* start SUPPLIED RECORDS *

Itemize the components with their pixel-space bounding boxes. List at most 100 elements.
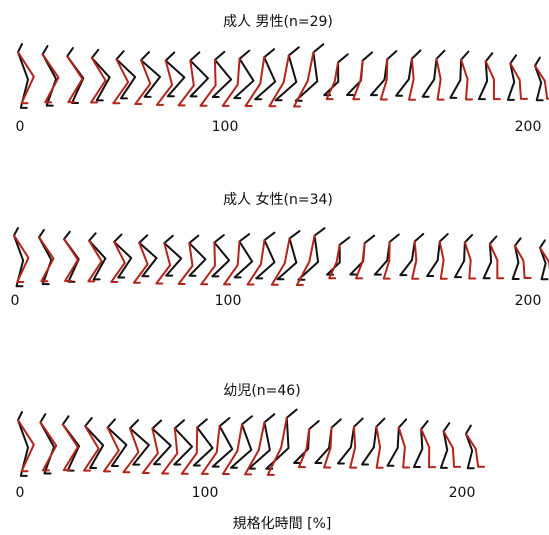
stick-leg (509, 54, 518, 65)
stick-leg (244, 56, 266, 107)
stick-leg (41, 45, 49, 56)
stick-leg (465, 432, 486, 468)
stick-leg (534, 56, 541, 67)
stick-leg (460, 58, 474, 101)
tick-label: 200 (449, 485, 476, 501)
stick-leg (338, 236, 351, 246)
stick-leg (534, 64, 549, 100)
stick-leg (484, 60, 501, 101)
stick-leg (413, 232, 425, 243)
stick-leg (463, 241, 477, 280)
stick-leg (129, 427, 150, 466)
stick-leg (268, 54, 290, 108)
stick-leg (539, 239, 546, 249)
stick-leg (87, 239, 103, 283)
tick-label: 200 (515, 119, 542, 135)
stick-leg (151, 427, 172, 466)
stick-leg (17, 51, 35, 105)
stick-leg (375, 417, 386, 428)
stick-leg (355, 242, 366, 280)
panel-title: 幼児(n=46) (223, 383, 300, 399)
stick-leg (426, 240, 441, 278)
stick-leg (539, 246, 549, 270)
stick-leg (397, 426, 411, 469)
stick-leg (61, 423, 79, 472)
stick-leg (337, 53, 349, 64)
stick-leg (155, 59, 174, 106)
stick-leg (325, 61, 340, 101)
stick-leg (164, 51, 176, 62)
stick-leg (138, 234, 149, 244)
stick-leg (285, 408, 298, 419)
stick-leg (265, 416, 290, 470)
stick-leg (375, 425, 384, 469)
stick-leg (465, 424, 472, 435)
stick-leg (140, 59, 162, 98)
stick-leg (132, 241, 149, 284)
stick-leg (263, 231, 276, 242)
stick-leg (460, 50, 470, 61)
stick-leg (155, 242, 172, 285)
stick-leg (110, 240, 126, 283)
stick-leg (297, 234, 320, 281)
tick-label: 200 (515, 293, 542, 309)
stick-leg (511, 244, 520, 280)
stick-leg (39, 413, 47, 424)
stick-leg (221, 57, 241, 107)
stick-leg (336, 425, 355, 465)
stick-leg (13, 234, 25, 288)
panel-title: 成人 女性(n=34) (223, 191, 333, 208)
stick-leg (38, 228, 45, 239)
stick-leg (88, 232, 97, 242)
stick-leg (255, 239, 276, 280)
stick-leg (192, 426, 214, 467)
stick-leg (442, 430, 462, 468)
stick-leg (379, 58, 389, 101)
stick-leg (534, 64, 544, 102)
stick-leg (465, 432, 475, 470)
stick-leg (63, 230, 71, 241)
stick-leg (352, 59, 364, 101)
stick-leg (484, 52, 494, 63)
stick-leg (361, 425, 378, 466)
stick-leg (254, 56, 277, 101)
stick-leg (196, 418, 208, 429)
stick-leg (313, 227, 326, 237)
stick-leg (435, 49, 446, 60)
tick-label: 100 (215, 293, 242, 309)
stick-leg (140, 51, 151, 62)
stick-leg (173, 427, 194, 466)
stick-leg (129, 419, 140, 430)
stick-leg (263, 48, 276, 59)
stick-leg (213, 234, 225, 244)
stick-leg (90, 48, 100, 59)
stick-leg (13, 234, 30, 283)
stick-leg (238, 49, 251, 60)
stick-leg (328, 243, 341, 280)
stick-leg (420, 428, 437, 469)
stick-leg (276, 237, 298, 281)
tick-label: 0 (11, 293, 20, 309)
stick-leg (61, 415, 70, 426)
stick-leg (163, 242, 183, 277)
stick-leg (38, 236, 55, 283)
stick-leg (308, 420, 320, 431)
stick-leg (539, 246, 549, 281)
stick-leg (314, 426, 333, 465)
stick-leg (386, 426, 400, 467)
stick-leg (513, 237, 522, 247)
stick-leg (189, 51, 201, 62)
stick-leg (134, 59, 152, 106)
stick-leg (386, 50, 398, 61)
tick-label: 0 (16, 485, 25, 501)
stick-leg (161, 427, 179, 475)
stick-leg (287, 46, 300, 57)
stick-leg (238, 233, 251, 243)
stick-leg (397, 418, 408, 429)
stick-leg (293, 51, 315, 108)
stick-leg (200, 241, 216, 286)
stick-leg (506, 62, 516, 101)
stick-leg (177, 59, 195, 107)
stick-leg (449, 58, 463, 99)
stick-leg (244, 421, 266, 476)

* end SUPPLIED RECORDS *

AIM OF THE EXERCISE> How many lines of the rows above contain the string "title"? Case counts, so reply with the number alone.

RESPONSE TO THIS EXERCISE> 2